▶ Work required: Among the entries below, find the lines with "SOJA" and copy them.
START Recorded information
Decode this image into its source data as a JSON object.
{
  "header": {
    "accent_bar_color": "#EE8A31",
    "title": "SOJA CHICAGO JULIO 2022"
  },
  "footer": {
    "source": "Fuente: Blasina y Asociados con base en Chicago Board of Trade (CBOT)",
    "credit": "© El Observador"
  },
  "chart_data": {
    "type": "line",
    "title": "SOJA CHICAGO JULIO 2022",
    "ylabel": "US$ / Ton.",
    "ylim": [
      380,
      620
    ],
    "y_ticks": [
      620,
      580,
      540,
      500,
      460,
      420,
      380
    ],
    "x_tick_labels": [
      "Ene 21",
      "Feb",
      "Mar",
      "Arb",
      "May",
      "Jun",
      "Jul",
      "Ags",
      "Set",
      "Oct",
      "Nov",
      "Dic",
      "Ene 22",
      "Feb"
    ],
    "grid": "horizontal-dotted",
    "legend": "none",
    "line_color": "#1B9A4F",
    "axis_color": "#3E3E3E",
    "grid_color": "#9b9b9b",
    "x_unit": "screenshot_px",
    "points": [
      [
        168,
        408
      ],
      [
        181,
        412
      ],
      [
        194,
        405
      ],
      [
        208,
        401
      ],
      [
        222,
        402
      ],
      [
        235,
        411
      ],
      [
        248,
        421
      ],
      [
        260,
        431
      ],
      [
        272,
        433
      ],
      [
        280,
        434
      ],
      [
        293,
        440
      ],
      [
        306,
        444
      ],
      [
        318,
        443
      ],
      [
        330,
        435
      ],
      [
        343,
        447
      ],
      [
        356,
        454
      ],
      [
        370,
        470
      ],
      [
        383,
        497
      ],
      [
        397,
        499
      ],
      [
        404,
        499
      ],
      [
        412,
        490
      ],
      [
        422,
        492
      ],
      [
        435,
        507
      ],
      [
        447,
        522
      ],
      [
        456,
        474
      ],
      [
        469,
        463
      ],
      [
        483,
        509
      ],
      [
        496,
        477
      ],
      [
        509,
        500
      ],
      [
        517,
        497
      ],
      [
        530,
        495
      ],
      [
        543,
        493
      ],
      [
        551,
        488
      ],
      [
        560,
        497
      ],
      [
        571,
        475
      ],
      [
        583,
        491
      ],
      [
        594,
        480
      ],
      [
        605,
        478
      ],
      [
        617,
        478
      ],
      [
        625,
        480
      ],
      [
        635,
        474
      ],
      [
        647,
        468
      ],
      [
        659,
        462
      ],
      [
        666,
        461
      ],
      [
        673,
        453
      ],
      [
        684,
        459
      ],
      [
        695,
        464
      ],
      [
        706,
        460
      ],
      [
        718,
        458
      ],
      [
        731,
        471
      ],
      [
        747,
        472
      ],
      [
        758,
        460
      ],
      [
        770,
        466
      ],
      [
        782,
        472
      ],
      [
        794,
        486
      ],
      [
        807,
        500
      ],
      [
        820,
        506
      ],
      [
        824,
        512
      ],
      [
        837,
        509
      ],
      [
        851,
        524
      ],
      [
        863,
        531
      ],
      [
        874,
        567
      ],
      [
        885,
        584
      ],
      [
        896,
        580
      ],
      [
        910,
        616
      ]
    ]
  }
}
END Recorded information
▶ The solution:
    "title": "SOJA CHICAGO JULIO 2022"
    "title": "SOJA CHICAGO JULIO 2022",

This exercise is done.